Auszug ▸
──────────

Lafontaines Frau Sahra Wagenknecht, Fraktionschefin der Linken im
Bundestag, will die neue Bewegung an diesem Dienstag in Berlin
vorstellen. Die Spitzen von Linken, SPD und Grünen sehen sie
skeptisch – sie fürchten eine weitere Spaltung des linken Spektrums.
Wagenknecht "möchte die gewinnen, die unzufrieden sind, und die
tatsächlich jetzt oft das Gefühl haben, sie werden von der Politik
nicht mehr gehört, sie werden nicht mehr verstanden, und die aus Wut
und Verzweiflung teilweise ihre Stimme tatsächlich solchen Parteien
geben", wie sie mit Blick auf die AfD in den ARD-"Tagesthemen" sagte.
"Ich will keine Rechts-Entwicklung in Deutschland, aber dafür muss es uns gelingen, die Politik zu verändern."
Sahra Wagenknecht
Lafontaine erklärte, die AfD zu stoppen bedeute nicht, ihren Parolen
nachzulaufen: "Wir wollen das über die soziale Frage lösen." Über die
fremdenfeindlichen Proteste in Chemnitz sagte er: "Der Unmut hat sich
nicht in erster Linie durch die Flüchtlingsfrage aufgestaut, sondern
durch das Auseinanderfallen der Gesellschaft, durch den Sozialabbau
und die dadurch ständig steigende Unzufriedenheit."
Von einem Parkhaus gefilmt – die komplette rechtsextreme Demo in Chemnitz:
Video: watson/Felix Huesmann, Marius Notter
Bei der Vorstellung mit dabei sind laut Einladung die Flensburger
Oberbürgermeisterin Simone Lange, die bei der Wahl zur SPD-Chefin
Andrea Nahles herausgefordert hat, und der ehemalige
Grünen-Vorsitzende Ludger Volmer. Auch der Autor und Dramaturg Bernd
Stegemann soll teilnehmen. Vier Wochen nach ihrer Gründung im
Internet nähert sich die Zahl der Unterstützer nach Lafontaines
Angaben der Marke von 100.000. Vor gut einer Woche waren es demnach
bereits mehr als 85.000.

──────────

Angezeigte Daten ▸
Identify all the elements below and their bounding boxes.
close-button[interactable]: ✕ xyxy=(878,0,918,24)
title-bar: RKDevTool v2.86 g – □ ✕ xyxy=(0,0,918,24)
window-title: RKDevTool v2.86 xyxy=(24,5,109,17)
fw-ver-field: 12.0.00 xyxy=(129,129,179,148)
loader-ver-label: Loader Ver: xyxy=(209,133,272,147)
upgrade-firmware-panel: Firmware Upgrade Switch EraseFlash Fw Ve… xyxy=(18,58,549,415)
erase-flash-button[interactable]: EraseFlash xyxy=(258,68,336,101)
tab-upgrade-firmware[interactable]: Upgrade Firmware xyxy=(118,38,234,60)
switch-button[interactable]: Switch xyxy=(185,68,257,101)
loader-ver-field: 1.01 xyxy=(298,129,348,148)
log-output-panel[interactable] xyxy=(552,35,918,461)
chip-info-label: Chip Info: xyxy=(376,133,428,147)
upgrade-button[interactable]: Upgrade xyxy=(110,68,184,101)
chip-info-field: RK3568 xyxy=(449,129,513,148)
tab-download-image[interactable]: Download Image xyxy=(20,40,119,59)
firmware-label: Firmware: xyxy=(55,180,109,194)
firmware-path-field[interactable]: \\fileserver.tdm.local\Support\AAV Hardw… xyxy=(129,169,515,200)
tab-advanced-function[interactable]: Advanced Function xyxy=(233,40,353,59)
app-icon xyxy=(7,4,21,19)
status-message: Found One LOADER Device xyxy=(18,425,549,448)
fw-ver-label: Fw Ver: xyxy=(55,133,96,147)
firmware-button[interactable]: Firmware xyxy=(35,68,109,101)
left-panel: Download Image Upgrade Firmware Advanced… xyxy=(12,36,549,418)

──────────

Deine Aufgaben ▸
1. Kannst du den Auszug von „Von einem Parkhaus“ bis „mehr als 85.000.“ neu aufschreiben und dabei „Unterstützer“ in „Anhänger“ umbenennen?
2. Wie viele Unterstützer zählte die Bewegung laut dem Auszug vor gut einer Woche?
3. Wie könnte der Auszug über Wagenknechts neue Bewegung nach dem letzten Satz weitergehen? Schreib ihn fort.

Deine Antworten ▸
1.
Von einem Parkhaus gefilmt – die komplette rechtsextreme Demo in Chemnitz:
Video: watson/Felix Huesmann, Marius Notter
Bei der Vorstellung mit dabei sind laut Einladung die Flensburger
Oberbürgermeisterin Simone Lange, die bei der Wahl zur SPD-Chefin
Andrea Nahles herausgefordert hat, und der ehemalige
Grünen-Vorsitzende Ludger Volmer. Auch der Autor und Dramaturg Bernd
Stegemann soll teilnehmen. Vier Wochen nach ihrer Gründung im
Internet nähert sich die Zahl der Anhänger nach Lafontaines
Angaben der Marke von 100.000. Vor gut einer Woche waren es demnach
bereits mehr als 85.000.

2. Mehr als 85.000.

3.
Die Strukturen müssten erst wachsen, erklärte Lafontaine weiter. "Die
Bewegung ist ja im Entstehen." Ohne Steuerungsgremium werde man nicht
auskommen. Aber: "Wir wollen wirklich auch eine breitere Basis in der
Spitze." Er selbst werde nicht in der ersten Reihe stehen, sagte er.
Sahra Wagenknecht und Oskar LafontaineBild: imago stock&people
Kritik, die Bewegung habe kein politisches Programm, wies Lafontaine
zurück. Man wolle höhere Renten, höhere Löhne, bessere soziale
Leistungen, keine Kriegseinsätze der Bundeswehr, keine
Waffenlieferungen und eine Europapolitik der guten Nachbarschaft:
"Wenn die Hälfte davon im Bundestag realisiert würde, dann hätten wir eine andere Gesellschaft."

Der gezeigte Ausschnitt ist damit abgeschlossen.